Check every line of the material below for the string "name", and return the ones that have it.

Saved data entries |
+ + + +

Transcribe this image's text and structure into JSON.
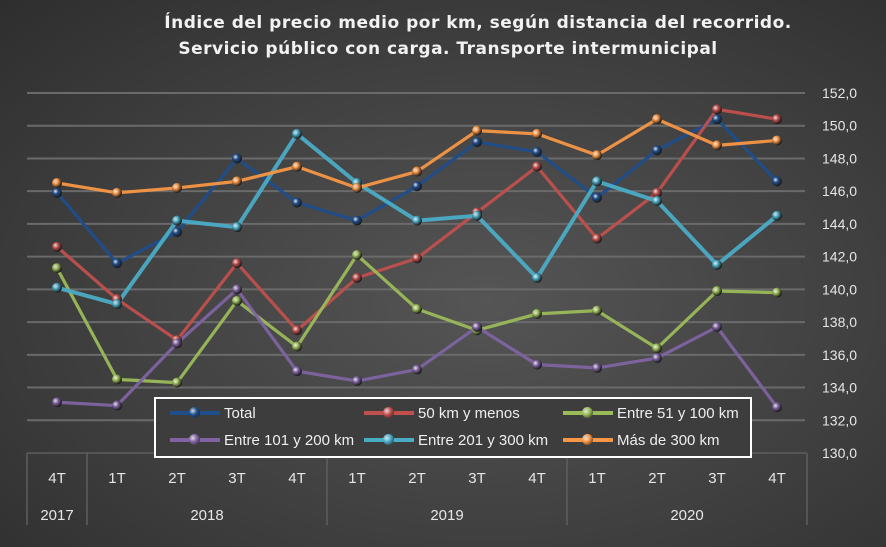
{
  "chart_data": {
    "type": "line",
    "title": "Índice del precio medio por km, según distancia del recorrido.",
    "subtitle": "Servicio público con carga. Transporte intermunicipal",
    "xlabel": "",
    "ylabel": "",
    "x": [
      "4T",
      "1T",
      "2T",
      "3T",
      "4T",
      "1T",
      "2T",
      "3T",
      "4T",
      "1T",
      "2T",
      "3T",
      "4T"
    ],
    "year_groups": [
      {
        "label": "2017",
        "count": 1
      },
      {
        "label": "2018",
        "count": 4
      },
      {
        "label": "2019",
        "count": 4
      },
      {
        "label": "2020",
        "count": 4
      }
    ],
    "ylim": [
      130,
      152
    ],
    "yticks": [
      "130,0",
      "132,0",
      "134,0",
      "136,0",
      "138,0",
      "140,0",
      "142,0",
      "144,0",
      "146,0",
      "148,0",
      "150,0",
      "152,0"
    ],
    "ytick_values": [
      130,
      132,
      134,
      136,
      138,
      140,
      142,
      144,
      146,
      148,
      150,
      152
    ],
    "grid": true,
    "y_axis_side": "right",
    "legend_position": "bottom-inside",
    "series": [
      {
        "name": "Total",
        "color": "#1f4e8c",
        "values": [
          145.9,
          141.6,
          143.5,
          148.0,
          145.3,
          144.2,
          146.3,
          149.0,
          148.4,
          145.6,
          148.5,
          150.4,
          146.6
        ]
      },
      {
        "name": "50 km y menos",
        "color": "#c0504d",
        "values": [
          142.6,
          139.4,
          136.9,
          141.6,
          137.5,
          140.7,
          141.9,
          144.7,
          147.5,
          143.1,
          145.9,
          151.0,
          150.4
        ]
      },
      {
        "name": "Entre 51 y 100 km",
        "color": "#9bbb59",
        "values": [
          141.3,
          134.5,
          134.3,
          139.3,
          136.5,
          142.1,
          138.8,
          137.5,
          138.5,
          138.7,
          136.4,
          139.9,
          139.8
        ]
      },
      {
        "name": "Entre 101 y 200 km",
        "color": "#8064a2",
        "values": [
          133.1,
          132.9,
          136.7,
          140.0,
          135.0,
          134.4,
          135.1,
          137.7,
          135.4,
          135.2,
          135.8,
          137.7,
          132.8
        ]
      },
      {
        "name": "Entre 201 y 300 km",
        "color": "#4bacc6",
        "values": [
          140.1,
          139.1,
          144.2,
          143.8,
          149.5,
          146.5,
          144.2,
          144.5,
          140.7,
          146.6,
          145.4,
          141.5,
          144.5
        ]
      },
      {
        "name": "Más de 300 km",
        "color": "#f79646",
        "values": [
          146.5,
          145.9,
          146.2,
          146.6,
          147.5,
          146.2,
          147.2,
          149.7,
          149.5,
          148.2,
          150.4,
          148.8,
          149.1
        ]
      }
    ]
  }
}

+ + + +

WORKED ANSWER |
        "name": "Total",
        "name": "50 km y menos",
        "name": "Entre 51 y 100 km",
        "name": "Entre 101 y 200 km",
        "name": "Entre 201 y 300 km",
        "name": "Más de 300 km",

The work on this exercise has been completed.